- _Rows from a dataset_

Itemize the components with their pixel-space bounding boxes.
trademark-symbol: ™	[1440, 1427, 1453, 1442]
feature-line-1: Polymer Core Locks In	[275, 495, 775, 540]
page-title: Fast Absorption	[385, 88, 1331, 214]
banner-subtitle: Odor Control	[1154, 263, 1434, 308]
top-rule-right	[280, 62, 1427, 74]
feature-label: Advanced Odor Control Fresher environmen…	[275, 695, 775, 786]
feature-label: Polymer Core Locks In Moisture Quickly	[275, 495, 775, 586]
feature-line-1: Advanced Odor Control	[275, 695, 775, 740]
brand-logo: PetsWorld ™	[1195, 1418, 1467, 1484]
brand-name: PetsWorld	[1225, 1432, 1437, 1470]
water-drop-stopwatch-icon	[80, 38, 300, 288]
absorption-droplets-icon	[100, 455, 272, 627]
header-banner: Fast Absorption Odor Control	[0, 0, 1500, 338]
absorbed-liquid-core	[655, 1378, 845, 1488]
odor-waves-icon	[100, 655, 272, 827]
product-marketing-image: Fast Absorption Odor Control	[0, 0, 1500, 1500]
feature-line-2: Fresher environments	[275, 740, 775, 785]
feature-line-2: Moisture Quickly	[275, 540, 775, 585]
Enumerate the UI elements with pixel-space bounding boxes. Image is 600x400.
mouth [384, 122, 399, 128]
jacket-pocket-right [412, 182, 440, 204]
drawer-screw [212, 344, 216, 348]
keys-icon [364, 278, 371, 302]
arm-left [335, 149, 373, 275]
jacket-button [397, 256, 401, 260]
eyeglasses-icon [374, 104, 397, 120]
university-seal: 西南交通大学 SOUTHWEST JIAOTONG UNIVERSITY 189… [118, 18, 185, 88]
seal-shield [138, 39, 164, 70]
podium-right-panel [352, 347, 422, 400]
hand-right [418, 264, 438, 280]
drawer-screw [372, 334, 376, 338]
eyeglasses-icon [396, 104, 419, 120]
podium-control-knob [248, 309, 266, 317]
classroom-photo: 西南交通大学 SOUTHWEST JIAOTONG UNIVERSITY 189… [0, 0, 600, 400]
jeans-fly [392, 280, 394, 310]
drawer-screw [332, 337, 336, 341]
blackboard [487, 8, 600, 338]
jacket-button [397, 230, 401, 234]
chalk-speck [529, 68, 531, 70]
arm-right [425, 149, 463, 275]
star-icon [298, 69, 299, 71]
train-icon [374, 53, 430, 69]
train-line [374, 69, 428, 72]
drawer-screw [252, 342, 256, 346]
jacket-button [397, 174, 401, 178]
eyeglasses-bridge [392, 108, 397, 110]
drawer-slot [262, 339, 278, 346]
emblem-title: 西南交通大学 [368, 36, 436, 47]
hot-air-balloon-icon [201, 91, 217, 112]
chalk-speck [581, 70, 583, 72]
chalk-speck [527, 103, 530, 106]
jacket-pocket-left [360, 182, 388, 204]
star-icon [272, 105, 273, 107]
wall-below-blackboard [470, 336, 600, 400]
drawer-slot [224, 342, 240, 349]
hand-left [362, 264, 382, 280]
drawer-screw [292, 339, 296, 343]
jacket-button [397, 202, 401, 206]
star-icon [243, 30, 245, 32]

- _EXERCISE DESCRIPTION_
Reproduce all the items above, switching every "drawer-screw" to "drawer-bolt" and changing nothing else.

- _RIGHT ANSWER_
Itemize the components with their pixel-space bounding boxes.
trademark-symbol: ™	[1440, 1427, 1453, 1442]
feature-line-1: Polymer Core Locks In	[275, 495, 775, 540]
page-title: Fast Absorption	[385, 88, 1331, 214]
banner-subtitle: Odor Control	[1154, 263, 1434, 308]
top-rule-right	[280, 62, 1427, 74]
feature-label: Advanced Odor Control Fresher environmen…	[275, 695, 775, 786]
feature-label: Polymer Core Locks In Moisture Quickly	[275, 495, 775, 586]
feature-line-1: Advanced Odor Control	[275, 695, 775, 740]
brand-logo: PetsWorld ™	[1195, 1418, 1467, 1484]
brand-name: PetsWorld	[1225, 1432, 1437, 1470]
water-drop-stopwatch-icon	[80, 38, 300, 288]
absorption-droplets-icon	[100, 455, 272, 627]
header-banner: Fast Absorption Odor Control	[0, 0, 1500, 338]
absorbed-liquid-core	[655, 1378, 845, 1488]
odor-waves-icon	[100, 655, 272, 827]
product-marketing-image: Fast Absorption Odor Control	[0, 0, 1500, 1500]
feature-line-2: Fresher environments	[275, 740, 775, 785]
feature-line-2: Moisture Quickly	[275, 540, 775, 585]
Enumerate the UI elements with pixel-space bounding boxes. Image is 600x400.
mouth [384, 122, 399, 128]
jacket-pocket-right [412, 182, 440, 204]
drawer-bolt [212, 344, 216, 348]
keys-icon [364, 278, 371, 302]
arm-left [335, 149, 373, 275]
jacket-button [397, 256, 401, 260]
eyeglasses-icon [374, 104, 397, 120]
university-seal: 西南交通大学 SOUTHWEST JIAOTONG UNIVERSITY 189… [118, 18, 185, 88]
seal-shield [138, 39, 164, 70]
podium-right-panel [352, 347, 422, 400]
hand-right [418, 264, 438, 280]
drawer-bolt [372, 334, 376, 338]
eyeglasses-icon [396, 104, 419, 120]
podium-control-knob [248, 309, 266, 317]
classroom-photo: 西南交通大学 SOUTHWEST JIAOTONG UNIVERSITY 189… [0, 0, 600, 400]
jeans-fly [392, 280, 394, 310]
drawer-bolt [332, 337, 336, 341]
blackboard [487, 8, 600, 338]
jacket-button [397, 230, 401, 234]
chalk-speck [529, 68, 531, 70]
arm-right [425, 149, 463, 275]
star-icon [298, 69, 299, 71]
train-icon [374, 53, 430, 69]
train-line [374, 69, 428, 72]
drawer-bolt [252, 342, 256, 346]
jacket-button [397, 174, 401, 178]
eyeglasses-bridge [392, 108, 397, 110]
drawer-slot [262, 339, 278, 346]
emblem-title: 西南交通大学 [368, 36, 436, 47]
hot-air-balloon-icon [201, 91, 217, 112]
chalk-speck [581, 70, 583, 72]
chalk-speck [527, 103, 530, 106]
jacket-pocket-left [360, 182, 388, 204]
star-icon [272, 105, 273, 107]
wall-below-blackboard [470, 336, 600, 400]
drawer-slot [224, 342, 240, 349]
hand-left [362, 264, 382, 280]
drawer-bolt [292, 339, 296, 343]
jacket-button [397, 202, 401, 206]
star-icon [243, 30, 245, 32]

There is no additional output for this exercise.